→ **What this exercise asks**
A. According to the passage on implementing infection prevention measures, for which patient group was the least evidence found on how to implement those measures?
B. Carry the passage on implementing infection prevention measures forward from its final sentence.

→ **Quoted passage**
┄┄┄┄┄┄
Hospital structure and structural organization of health care might be difficult to assess when transferring implementation methods internationally or inter-hospital-wise (e.g., responsibilities and educational standards of different professional groups), but general principles of communication and interdisciplinary might work universally. Nevertheless, proper description of the inner and outer setting as an important aspect for implementation is advisable for future publications: what has worked in a setting similar to ours? Least evidence on how to implement IP measures was found for the collective of trauma surgery patients, who are especially prone to infectious complications, but the findings might be transferable—the realities of the health care system suggest that a substantial fraction of the workers are involved in the treatment of both patient cohorts. Especially the “semi-elective” trauma surgery patients (i.e., those waiting for definitive fracture fixation) can surely be introduced to the measures and methods effective in elective surgery. The included studies focused on SSIs, while it would be possible that other types of hospital-acquired infections were affected. Finally, economic calculations concerning implementation resources (training, learning, materials, and personnel) are tough to carry out, but would provide helpful arguments for planners of IP improvement campaigns for getting stakeholders on board.
┄┄┄┄┄┄
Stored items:
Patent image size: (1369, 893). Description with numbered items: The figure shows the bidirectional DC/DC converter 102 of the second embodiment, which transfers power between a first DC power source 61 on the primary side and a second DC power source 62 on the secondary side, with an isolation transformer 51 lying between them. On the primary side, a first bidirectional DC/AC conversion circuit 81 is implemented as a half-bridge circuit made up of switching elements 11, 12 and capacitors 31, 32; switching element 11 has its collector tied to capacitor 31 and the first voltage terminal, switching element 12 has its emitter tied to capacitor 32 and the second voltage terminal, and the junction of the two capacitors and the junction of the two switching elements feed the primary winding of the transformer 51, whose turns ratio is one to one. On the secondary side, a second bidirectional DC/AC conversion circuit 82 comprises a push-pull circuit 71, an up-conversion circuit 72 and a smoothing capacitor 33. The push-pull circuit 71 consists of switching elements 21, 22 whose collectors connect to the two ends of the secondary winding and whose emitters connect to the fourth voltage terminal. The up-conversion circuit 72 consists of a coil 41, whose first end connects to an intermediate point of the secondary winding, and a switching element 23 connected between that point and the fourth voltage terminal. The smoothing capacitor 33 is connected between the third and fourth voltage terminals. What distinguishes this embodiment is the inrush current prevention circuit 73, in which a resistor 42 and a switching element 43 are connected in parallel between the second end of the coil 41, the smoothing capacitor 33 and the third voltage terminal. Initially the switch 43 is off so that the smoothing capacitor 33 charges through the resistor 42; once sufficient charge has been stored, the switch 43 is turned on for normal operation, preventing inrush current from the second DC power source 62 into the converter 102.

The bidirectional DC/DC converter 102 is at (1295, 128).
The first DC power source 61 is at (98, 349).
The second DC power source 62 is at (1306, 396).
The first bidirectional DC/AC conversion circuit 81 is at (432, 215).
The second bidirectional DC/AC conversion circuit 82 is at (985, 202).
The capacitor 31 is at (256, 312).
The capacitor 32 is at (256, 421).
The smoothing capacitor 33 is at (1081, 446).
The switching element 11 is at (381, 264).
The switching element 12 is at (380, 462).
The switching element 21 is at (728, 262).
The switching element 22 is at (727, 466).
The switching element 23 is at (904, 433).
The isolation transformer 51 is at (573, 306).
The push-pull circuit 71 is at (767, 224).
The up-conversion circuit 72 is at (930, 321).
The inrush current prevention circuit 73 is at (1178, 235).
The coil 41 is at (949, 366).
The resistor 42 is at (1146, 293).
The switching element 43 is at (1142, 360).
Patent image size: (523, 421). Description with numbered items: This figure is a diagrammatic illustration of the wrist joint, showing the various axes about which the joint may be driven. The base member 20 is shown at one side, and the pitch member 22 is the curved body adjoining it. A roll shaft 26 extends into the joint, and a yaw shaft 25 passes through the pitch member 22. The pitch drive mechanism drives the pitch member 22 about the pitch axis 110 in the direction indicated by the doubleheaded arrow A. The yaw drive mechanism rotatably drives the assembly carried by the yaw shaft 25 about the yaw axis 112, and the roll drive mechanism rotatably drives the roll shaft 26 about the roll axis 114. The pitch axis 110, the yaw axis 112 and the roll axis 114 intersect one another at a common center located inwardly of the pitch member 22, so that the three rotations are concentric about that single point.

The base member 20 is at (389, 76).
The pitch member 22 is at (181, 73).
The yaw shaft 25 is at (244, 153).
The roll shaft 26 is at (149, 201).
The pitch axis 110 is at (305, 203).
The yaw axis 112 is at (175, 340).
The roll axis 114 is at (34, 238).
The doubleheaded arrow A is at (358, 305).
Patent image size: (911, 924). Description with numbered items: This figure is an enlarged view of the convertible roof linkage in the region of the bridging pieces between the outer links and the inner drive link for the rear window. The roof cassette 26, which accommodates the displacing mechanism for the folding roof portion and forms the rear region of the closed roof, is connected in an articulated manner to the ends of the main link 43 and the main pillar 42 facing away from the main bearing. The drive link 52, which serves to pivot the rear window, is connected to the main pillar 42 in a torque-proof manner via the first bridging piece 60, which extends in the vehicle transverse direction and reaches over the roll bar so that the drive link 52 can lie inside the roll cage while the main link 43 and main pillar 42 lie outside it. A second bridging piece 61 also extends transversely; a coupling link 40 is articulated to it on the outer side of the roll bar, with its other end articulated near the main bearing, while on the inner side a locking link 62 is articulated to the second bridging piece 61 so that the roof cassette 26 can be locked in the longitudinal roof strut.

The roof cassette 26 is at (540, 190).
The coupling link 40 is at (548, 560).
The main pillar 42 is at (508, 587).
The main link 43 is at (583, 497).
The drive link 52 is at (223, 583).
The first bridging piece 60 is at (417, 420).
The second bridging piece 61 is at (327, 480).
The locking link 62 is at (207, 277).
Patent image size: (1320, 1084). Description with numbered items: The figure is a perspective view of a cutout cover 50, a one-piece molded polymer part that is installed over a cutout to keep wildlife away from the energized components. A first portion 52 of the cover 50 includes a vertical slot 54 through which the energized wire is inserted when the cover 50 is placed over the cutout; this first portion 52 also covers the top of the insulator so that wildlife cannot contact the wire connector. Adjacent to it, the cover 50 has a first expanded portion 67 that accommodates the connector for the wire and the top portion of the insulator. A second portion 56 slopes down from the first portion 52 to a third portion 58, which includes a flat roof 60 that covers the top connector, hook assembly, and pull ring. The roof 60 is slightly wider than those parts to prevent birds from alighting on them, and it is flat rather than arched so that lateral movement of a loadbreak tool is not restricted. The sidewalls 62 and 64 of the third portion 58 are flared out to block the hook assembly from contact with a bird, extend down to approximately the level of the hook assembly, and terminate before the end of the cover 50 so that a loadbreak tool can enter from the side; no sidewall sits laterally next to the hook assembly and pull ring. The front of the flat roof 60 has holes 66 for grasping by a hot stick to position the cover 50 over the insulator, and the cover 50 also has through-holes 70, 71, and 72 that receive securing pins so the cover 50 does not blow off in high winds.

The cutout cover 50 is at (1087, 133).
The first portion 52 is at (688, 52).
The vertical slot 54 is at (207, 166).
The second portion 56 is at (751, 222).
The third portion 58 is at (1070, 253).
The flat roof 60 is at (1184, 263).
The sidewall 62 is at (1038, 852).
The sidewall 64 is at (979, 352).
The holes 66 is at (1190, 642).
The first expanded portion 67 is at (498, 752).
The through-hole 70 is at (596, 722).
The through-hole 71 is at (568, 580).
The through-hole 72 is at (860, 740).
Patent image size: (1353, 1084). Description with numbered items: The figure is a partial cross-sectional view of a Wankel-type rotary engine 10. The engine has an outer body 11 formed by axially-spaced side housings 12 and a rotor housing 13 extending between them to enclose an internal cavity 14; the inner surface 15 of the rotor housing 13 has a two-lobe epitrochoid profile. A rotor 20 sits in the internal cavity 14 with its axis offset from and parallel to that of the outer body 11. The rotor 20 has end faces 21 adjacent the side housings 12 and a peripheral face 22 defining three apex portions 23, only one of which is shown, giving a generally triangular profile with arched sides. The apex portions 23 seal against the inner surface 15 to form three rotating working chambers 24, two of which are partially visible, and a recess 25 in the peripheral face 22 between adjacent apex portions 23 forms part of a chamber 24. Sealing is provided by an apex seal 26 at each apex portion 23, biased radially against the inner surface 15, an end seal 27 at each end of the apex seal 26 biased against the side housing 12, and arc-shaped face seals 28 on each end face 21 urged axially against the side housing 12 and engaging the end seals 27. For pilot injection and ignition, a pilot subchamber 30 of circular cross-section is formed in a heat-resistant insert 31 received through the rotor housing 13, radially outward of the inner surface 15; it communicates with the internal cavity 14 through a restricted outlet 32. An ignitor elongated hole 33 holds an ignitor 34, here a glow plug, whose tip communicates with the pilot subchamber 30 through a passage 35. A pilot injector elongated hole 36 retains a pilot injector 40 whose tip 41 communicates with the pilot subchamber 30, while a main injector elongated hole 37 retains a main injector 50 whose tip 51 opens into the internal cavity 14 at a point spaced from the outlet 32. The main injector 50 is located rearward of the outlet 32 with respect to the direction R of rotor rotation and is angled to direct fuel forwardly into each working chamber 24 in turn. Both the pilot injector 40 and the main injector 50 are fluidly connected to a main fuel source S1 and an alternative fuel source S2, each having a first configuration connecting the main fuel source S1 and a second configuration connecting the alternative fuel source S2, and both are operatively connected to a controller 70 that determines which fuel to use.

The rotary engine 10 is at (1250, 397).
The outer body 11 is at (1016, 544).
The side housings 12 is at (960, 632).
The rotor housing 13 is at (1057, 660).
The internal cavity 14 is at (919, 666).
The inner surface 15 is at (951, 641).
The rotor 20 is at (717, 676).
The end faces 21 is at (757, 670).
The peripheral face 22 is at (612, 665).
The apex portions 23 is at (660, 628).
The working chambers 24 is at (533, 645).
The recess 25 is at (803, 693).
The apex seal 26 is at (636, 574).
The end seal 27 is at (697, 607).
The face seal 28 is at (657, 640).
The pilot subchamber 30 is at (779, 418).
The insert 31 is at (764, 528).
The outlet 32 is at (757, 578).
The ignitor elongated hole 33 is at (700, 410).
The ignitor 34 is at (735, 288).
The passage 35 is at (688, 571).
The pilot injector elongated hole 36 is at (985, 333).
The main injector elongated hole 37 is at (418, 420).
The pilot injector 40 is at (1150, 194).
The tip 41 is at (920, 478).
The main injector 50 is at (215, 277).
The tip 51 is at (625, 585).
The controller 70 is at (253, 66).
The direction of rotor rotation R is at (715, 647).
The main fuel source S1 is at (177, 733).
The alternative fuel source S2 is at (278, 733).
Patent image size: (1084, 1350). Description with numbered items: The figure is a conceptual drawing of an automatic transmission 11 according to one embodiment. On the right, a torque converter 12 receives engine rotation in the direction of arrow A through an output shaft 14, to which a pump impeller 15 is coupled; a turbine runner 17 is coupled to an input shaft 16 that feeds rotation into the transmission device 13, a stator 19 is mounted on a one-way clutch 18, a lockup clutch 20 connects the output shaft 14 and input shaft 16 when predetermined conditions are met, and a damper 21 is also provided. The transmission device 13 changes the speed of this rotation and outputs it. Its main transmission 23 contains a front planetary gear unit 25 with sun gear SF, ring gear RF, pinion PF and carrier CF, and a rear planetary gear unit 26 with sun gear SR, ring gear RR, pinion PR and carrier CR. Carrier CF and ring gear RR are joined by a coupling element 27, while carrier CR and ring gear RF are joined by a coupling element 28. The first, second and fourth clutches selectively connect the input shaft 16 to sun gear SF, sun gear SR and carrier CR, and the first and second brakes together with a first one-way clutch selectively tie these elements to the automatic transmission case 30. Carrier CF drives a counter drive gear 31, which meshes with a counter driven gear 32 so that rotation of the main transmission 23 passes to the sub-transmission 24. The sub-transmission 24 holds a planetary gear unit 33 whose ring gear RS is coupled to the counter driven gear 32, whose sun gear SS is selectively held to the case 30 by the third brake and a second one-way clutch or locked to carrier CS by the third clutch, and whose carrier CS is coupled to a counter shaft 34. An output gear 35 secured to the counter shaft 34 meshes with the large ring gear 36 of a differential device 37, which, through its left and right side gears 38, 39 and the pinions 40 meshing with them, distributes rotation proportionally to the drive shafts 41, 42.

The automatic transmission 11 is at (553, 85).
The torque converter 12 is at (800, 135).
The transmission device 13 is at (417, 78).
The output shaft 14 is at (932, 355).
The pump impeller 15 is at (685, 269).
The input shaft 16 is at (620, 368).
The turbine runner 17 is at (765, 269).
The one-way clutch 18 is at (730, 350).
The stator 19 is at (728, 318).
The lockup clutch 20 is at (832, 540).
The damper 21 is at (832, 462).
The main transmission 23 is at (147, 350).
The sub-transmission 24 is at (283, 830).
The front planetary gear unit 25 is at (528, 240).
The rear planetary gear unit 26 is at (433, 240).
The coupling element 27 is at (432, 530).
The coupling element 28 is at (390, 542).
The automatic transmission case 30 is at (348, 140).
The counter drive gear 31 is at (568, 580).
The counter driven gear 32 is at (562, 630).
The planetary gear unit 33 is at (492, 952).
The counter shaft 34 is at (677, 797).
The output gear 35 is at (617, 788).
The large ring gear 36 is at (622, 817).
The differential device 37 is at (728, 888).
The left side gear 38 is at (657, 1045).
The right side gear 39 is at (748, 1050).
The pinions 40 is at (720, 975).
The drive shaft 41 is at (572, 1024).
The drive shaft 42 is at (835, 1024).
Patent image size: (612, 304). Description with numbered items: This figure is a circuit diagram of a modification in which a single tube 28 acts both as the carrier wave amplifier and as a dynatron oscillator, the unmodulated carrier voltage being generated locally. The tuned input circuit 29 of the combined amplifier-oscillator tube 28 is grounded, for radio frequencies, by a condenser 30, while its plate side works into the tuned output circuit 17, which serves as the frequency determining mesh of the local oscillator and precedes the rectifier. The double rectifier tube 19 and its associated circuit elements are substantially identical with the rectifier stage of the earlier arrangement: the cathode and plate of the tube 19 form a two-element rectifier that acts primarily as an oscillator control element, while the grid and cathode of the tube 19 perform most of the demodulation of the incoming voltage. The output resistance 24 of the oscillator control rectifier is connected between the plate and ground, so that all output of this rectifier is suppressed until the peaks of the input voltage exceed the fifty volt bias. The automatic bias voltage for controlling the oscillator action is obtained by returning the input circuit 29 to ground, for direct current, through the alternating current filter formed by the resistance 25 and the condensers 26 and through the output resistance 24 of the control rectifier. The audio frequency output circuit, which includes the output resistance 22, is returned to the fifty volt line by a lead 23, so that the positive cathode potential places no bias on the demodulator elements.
┄┄┄┄┄┄
→ **Exercise results**
A. Trauma surgery patients

B.
There might be important insight on the topic of implementation of IP measures from other clinical fields which was not considered in this study due to the limitation to orthopedics and traumatology [39,40,41,42,43,44,45,46,47,48,49,50].

Conclusion

Although evidence was scarce and quality-inconsistent, we found that adhering to a set of implementation methods focusing on interdisciplinary and interactive/interpersonal work might be an advisable strategy when planning IP improvement interventions in orthopedics and traumatology.